§ Problem description: Of all the lines in these entries, how many contain the string "this"? Give only that count.
++++ Dataset entries ++++
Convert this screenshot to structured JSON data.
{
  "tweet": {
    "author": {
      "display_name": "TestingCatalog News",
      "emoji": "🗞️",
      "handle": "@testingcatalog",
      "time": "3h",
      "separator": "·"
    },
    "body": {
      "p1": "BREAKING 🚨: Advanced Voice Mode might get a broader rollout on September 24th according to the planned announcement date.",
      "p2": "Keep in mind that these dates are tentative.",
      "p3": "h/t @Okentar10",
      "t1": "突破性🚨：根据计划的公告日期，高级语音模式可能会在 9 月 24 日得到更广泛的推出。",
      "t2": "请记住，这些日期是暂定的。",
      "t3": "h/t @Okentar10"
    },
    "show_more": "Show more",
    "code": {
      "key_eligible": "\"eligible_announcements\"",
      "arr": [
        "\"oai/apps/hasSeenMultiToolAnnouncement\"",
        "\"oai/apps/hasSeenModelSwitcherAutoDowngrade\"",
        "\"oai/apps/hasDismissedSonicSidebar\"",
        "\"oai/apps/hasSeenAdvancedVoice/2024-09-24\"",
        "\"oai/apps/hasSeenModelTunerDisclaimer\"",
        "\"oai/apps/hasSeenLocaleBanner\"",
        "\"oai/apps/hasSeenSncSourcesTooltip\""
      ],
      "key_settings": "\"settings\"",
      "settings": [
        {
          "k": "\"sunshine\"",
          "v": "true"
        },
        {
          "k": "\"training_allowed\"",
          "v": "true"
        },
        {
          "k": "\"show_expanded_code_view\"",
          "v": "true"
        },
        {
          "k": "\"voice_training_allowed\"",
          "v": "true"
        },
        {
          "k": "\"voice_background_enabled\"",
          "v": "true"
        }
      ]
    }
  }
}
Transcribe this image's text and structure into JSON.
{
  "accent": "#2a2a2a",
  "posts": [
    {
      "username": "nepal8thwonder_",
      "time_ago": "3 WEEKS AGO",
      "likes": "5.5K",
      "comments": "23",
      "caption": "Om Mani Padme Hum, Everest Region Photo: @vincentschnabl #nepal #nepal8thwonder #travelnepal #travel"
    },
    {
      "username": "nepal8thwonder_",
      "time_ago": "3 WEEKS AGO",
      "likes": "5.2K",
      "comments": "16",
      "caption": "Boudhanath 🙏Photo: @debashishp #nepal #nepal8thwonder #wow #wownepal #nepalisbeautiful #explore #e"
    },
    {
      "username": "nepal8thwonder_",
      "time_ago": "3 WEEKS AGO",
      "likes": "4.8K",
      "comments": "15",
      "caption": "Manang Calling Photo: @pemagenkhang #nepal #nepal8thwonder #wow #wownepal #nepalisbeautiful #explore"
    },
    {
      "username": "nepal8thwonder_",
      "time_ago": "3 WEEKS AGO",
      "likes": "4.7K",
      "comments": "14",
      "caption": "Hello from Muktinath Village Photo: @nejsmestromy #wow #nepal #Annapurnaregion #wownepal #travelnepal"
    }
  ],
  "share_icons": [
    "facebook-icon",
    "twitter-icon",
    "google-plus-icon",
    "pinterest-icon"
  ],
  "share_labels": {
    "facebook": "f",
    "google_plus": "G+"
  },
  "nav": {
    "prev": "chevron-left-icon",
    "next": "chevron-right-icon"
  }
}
++++
§ Task answer: 2